# [WHAT IS REQUIRED]
Set down the full listing exactly, character for character.
***** RECORDS FOR PROCESSING *****
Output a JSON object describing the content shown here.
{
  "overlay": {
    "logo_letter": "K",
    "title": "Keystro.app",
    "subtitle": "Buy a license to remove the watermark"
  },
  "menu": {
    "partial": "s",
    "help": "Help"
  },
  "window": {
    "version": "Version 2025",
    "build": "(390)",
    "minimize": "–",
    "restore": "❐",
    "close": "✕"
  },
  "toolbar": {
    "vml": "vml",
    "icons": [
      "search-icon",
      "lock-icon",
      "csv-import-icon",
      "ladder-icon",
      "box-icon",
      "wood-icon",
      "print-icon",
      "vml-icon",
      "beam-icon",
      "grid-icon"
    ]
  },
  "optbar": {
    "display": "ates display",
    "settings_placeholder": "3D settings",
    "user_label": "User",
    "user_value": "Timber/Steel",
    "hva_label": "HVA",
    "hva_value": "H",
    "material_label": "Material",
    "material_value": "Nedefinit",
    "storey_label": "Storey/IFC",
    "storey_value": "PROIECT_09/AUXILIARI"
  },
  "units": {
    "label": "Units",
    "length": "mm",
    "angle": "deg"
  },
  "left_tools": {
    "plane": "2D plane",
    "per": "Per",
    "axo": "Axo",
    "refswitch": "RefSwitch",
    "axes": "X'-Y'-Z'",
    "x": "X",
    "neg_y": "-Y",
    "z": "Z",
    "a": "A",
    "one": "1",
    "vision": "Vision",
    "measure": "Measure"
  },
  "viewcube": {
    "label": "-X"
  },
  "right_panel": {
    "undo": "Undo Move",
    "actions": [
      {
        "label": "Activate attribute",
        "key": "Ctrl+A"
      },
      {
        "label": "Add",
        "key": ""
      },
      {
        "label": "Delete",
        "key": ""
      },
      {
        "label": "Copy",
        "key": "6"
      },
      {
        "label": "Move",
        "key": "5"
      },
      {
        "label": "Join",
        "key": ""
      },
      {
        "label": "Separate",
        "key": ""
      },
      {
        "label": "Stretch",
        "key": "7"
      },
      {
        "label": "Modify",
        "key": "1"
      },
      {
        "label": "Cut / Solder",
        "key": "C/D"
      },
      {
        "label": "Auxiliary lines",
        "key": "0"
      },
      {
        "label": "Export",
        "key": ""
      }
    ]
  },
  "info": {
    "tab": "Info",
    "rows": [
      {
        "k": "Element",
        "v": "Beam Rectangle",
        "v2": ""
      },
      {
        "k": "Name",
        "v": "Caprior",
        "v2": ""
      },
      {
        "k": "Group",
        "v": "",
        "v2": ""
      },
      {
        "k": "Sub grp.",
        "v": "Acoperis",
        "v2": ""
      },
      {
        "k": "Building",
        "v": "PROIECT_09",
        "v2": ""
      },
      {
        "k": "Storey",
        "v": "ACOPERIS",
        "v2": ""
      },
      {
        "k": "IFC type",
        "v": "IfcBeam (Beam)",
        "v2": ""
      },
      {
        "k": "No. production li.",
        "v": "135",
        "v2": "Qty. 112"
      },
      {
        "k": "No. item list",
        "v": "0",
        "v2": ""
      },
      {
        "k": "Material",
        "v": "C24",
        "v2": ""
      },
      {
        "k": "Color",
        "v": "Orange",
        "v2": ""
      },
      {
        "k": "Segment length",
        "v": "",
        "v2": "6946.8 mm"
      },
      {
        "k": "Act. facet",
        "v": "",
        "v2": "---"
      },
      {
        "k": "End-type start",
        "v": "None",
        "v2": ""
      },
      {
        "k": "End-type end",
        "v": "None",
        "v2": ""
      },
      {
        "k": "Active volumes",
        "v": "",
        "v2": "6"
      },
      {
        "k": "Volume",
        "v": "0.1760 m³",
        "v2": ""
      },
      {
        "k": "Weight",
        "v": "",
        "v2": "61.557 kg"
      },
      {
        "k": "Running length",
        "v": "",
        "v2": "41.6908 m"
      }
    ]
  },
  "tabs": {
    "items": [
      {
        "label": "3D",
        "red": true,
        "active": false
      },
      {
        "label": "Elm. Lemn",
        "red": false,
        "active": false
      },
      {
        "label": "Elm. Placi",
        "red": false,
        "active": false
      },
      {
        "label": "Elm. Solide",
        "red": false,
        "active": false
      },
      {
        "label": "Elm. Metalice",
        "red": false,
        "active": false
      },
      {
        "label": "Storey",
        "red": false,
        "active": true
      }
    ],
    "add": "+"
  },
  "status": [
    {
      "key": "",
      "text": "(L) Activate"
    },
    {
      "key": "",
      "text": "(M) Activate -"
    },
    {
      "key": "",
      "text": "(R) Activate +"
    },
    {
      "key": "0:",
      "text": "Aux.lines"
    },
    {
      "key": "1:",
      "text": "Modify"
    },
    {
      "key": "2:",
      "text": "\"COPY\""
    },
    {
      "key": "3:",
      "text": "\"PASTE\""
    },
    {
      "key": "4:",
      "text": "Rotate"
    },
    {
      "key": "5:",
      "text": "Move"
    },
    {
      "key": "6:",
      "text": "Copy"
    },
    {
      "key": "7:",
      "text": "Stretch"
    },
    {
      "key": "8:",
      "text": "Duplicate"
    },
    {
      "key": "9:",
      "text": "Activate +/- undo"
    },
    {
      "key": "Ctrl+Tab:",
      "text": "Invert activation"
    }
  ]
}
*****
# [COMPLETED TASK]
Output a JSON object describing the content shown here.
{
  "overlay": {
    "logo_letter": "K",
    "title": "Keystro.app",
    "subtitle": "Buy a license to remove the watermark"
  },
  "menu": {
    "partial": "s",
    "help": "Help"
  },
  "window": {
    "version": "Version 2025",
    "build": "(390)",
    "minimize": "–",
    "restore": "❐",
    "close": "✕"
  },
  "toolbar": {
    "vml": "vml",
    "icons": [
      "search-icon",
      "lock-icon",
      "csv-import-icon",
      "ladder-icon",
      "box-icon",
      "wood-icon",
      "print-icon",
      "vml-icon",
      "beam-icon",
      "grid-icon"
    ]
  },
  "optbar": {
    "display": "ates display",
    "settings_placeholder": "3D settings",
    "user_label": "User",
    "user_value": "Timber/Steel",
    "hva_label": "HVA",
    "hva_value": "H",
    "material_label": "Material",
    "material_value": "Nedefinit",
    "storey_label": "Storey/IFC",
    "storey_value": "PROIECT_09/AUXILIARI"
  },
  "units": {
    "label": "Units",
    "length": "mm",
    "angle": "deg"
  },
  "left_tools": {
    "plane": "2D plane",
    "per": "Per",
    "axo": "Axo",
    "refswitch": "RefSwitch",
    "axes": "X'-Y'-Z'",
    "x": "X",
    "neg_y": "-Y",
    "z": "Z",
    "a": "A",
    "one": "1",
    "vision": "Vision",
    "measure": "Measure"
  },
  "viewcube": {
    "label": "-X"
  },
  "right_panel": {
    "undo": "Undo Move",
    "actions": [
      {
        "label": "Activate attribute",
        "key": "Ctrl+A"
      },
      {
        "label": "Add",
        "key": ""
      },
      {
        "label": "Delete",
        "key": ""
      },
      {
        "label": "Copy",
        "key": "6"
      },
      {
        "label": "Move",
        "key": "5"
      },
      {
        "label": "Join",
        "key": ""
      },
      {
        "label": "Separate",
        "key": ""
      },
      {
        "label": "Stretch",
        "key": "7"
      },
      {
        "label": "Modify",
        "key": "1"
      },
      {
        "label": "Cut / Solder",
        "key": "C/D"
      },
      {
        "label": "Auxiliary lines",
        "key": "0"
      },
      {
        "label": "Export",
        "key": ""
      }
    ]
  },
  "info": {
    "tab": "Info",
    "rows": [
      {
        "k": "Element",
        "v": "Beam Rectangle",
        "v2": ""
      },
      {
        "k": "Name",
        "v": "Caprior",
        "v2": ""
      },
      {
        "k": "Group",
        "v": "",
        "v2": ""
      },
      {
        "k": "Sub grp.",
        "v": "Acoperis",
        "v2": ""
      },
      {
        "k": "Building",
        "v": "PROIECT_09",
        "v2": ""
      },
      {
        "k": "Storey",
        "v": "ACOPERIS",
        "v2": ""
      },
      {
        "k": "IFC type",
        "v": "IfcBeam (Beam)",
        "v2": ""
      },
      {
        "k": "No. production li.",
        "v": "135",
        "v2": "Qty. 112"
      },
      {
        "k": "No. item list",
        "v": "0",
        "v2": ""
      },
      {
        "k": "Material",
        "v": "C24",
        "v2": ""
      },
      {
        "k": "Color",
        "v": "Orange",
        "v2": ""
      },
      {
        "k": "Segment length",
        "v": "",
        "v2": "6946.8 mm"
      },
      {
        "k": "Act. facet",
        "v": "",
        "v2": "---"
      },
      {
        "k": "End-type start",
        "v": "None",
        "v2": ""
      },
      {
        "k": "End-type end",
        "v": "None",
        "v2": ""
      },
      {
        "k": "Active volumes",
        "v": "",
        "v2": "6"
      },
      {
        "k": "Volume",
        "v": "0.1760 m³",
        "v2": ""
      },
      {
        "k": "Weight",
        "v": "",
        "v2": "61.557 kg"
      },
      {
        "k": "Running length",
        "v": "",
        "v2": "41.6908 m"
      }
    ]
  },
  "tabs": {
    "items": [
      {
        "label": "3D",
        "red": true,
        "active": false
      },
      {
        "label": "Elm. Lemn",
        "red": false,
        "active": false
      },
      {
        "label": "Elm. Placi",
        "red": false,
        "active": false
      },
      {
        "label": "Elm. Solide",
        "red": false,
        "active": false
      },
      {
        "label": "Elm. Metalice",
        "red": false,
        "active": false
      },
      {
        "label": "Storey",
        "red": false,
        "active": true
      }
    ],
    "add": "+"
  },
  "status": [
    {
      "key": "",
      "text": "(L) Activate"
    },
    {
      "key": "",
      "text": "(M) Activate -"
    },
    {
      "key": "",
      "text": "(R) Activate +"
    },
    {
      "key": "0:",
      "text": "Aux.lines"
    },
    {
      "key": "1:",
      "text": "Modify"
    },
    {
      "key": "2:",
      "text": "\"COPY\""
    },
    {
      "key": "3:",
      "text": "\"PASTE\""
    },
    {
      "key": "4:",
      "text": "Rotate"
    },
    {
      "key": "5:",
      "text": "Move"
    },
    {
      "key": "6:",
      "text": "Copy"
    },
    {
      "key": "7:",
      "text": "Stretch"
    },
    {
      "key": "8:",
      "text": "Duplicate"
    },
    {
      "key": "9:",
      "text": "Activate +/- undo"
    },
    {
      "key": "Ctrl+Tab:",
      "text": "Invert activation"
    }
  ]
}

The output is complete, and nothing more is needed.